[Passage shown Boundary: Start]

Sinter‐Resistant Platinum Catalyst Supported by Metal–Organic Framework

• Published in: Angewandte Chemie (International ed.) Vol. 57; no. 4; pp. 909 - 913
• Main Authors: Kim, In Soo, Li, Zhanyong, Zheng, Jian, Platero‐Prats, Ana E., Mavrandonakis, Andreas, Pellizzeri, Steven, Ferrandon, Magali, Vjunov, Aleksei, Gallington, Leighanne C., Webber, Thomas E., Vermeulen, Nicolaas A., Penn, R. Lee, Getman, Rachel B., Cramer, Christopher J., Chapman, Karena W., Camaioni, Donald M., Fulton, John L., Lercher, Johannes A., Farha, Omar K., Hupp, Joseph T., Martinson, Alex B. F.

[Passage shown Boundary: End]

Aim of the exercise:
Repeat the platinum catalyst entry word for word, covering the stretch from "Sinter‐Resistant Platinum Catalyst" through "Martinson, Alex B. F.".

[Extracted material Boundary: Start]

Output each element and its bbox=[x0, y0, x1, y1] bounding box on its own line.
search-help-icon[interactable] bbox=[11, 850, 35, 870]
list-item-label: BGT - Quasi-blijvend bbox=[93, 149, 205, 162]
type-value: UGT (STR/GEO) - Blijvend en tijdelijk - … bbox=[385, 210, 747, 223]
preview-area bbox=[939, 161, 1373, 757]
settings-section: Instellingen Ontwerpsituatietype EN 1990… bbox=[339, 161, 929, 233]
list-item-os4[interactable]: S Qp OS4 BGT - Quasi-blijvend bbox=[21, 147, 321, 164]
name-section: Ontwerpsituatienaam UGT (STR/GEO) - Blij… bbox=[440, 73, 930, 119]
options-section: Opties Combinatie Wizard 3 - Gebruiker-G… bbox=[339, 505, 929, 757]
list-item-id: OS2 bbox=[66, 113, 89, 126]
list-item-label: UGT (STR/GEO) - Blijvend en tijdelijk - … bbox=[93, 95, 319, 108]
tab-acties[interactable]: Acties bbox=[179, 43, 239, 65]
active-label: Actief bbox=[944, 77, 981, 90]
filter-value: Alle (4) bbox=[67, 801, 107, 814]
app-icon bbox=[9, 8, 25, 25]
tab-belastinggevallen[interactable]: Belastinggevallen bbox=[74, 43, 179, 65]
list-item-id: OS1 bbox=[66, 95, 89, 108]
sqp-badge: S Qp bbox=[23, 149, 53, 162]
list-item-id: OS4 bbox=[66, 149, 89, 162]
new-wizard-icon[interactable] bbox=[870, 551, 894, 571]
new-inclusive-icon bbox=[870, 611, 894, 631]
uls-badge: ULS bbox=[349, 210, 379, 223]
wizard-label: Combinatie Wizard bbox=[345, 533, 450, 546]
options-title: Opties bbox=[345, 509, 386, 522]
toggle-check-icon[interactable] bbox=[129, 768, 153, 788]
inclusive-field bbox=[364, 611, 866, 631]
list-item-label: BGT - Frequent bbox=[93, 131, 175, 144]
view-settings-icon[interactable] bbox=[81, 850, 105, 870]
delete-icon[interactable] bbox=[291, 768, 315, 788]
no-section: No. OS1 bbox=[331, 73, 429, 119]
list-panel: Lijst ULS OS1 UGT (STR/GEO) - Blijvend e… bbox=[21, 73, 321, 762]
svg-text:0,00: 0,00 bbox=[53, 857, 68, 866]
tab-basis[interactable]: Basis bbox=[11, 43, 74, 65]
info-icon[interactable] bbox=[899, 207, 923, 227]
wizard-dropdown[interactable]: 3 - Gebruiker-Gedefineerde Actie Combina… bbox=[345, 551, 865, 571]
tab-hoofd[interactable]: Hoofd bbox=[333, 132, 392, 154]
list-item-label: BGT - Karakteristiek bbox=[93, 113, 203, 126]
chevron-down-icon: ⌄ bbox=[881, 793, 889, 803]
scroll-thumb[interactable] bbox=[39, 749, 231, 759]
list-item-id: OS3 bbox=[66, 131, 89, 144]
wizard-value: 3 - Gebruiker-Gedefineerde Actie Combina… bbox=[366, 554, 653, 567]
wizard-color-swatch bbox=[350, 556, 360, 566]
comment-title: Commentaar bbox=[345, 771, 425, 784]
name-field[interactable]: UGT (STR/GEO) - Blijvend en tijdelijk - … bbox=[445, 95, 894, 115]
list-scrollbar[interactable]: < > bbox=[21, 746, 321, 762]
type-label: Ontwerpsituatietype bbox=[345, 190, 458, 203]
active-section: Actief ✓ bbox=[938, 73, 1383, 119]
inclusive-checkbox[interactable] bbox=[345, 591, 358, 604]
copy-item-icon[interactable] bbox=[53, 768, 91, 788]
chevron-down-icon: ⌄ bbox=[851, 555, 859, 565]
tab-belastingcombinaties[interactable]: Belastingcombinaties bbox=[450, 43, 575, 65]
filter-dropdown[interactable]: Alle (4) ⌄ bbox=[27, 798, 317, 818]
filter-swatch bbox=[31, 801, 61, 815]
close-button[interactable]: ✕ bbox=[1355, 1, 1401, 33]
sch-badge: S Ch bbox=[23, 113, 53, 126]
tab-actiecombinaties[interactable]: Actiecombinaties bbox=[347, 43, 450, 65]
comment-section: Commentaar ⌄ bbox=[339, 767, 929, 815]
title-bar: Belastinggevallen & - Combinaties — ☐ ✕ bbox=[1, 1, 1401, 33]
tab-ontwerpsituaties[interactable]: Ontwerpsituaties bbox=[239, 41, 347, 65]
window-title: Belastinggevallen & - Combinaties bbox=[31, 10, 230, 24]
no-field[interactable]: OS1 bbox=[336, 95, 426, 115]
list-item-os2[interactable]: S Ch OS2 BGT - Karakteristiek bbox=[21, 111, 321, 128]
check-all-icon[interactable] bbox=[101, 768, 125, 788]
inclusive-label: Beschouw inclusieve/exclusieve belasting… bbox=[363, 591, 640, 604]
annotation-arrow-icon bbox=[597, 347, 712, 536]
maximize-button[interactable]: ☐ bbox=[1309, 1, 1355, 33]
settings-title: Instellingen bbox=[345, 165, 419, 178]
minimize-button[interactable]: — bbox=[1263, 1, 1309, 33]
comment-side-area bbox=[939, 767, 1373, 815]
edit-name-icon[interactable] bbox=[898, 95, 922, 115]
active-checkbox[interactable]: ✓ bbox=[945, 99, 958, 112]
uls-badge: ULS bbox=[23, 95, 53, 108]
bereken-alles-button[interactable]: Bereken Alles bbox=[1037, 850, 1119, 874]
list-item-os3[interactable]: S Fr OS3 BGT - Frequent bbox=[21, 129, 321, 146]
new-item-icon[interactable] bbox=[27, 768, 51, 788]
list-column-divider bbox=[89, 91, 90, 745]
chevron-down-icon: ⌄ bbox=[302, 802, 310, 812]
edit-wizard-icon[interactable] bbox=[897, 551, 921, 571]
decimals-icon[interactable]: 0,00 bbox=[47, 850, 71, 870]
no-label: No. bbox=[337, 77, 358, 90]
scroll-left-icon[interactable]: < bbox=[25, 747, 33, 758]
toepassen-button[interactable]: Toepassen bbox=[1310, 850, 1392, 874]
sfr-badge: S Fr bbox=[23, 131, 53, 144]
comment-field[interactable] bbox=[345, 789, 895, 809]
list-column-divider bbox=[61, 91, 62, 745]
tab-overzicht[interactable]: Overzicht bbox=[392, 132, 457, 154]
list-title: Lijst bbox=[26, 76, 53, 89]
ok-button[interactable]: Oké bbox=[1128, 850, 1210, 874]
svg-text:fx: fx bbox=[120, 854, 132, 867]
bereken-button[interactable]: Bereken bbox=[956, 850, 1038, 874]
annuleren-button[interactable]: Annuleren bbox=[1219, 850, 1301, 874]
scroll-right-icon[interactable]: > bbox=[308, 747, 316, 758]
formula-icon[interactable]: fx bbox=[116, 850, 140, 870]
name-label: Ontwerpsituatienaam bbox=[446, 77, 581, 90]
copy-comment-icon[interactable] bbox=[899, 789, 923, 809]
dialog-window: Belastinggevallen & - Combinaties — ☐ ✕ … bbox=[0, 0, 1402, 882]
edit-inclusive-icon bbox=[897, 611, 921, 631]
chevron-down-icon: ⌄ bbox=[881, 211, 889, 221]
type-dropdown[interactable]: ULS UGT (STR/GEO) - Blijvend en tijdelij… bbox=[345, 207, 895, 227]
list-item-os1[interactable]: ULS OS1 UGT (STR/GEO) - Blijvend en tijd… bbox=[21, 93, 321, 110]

[Extracted material Boundary: End]

Solution to the problem:
Sinter‐Resistant Platinum Catalyst Supported by Metal–Organic Framework

• Published in: Angewandte Chemie (International ed.) Vol. 57; no. 4; pp. 909 - 913
• Main Authors: Kim, In Soo, Li, Zhanyong, Zheng, Jian, Platero‐Prats, Ana E., Mavrandonakis, Andreas, Pellizzeri, Steven, Ferrandon, Magali, Vjunov, Aleksei, Gallington, Leighanne C., Webber, Thomas E., Vermeulen, Nicolaas A., Penn, R. Lee, Getman, Rachel B., Cramer, Christopher J., Chapman, Karena W., Camaioni, Donald M., Fulton, John L., Lercher, Johannes A., Farha, Omar K., Hupp, Joseph T., Martinson, Alex B. F.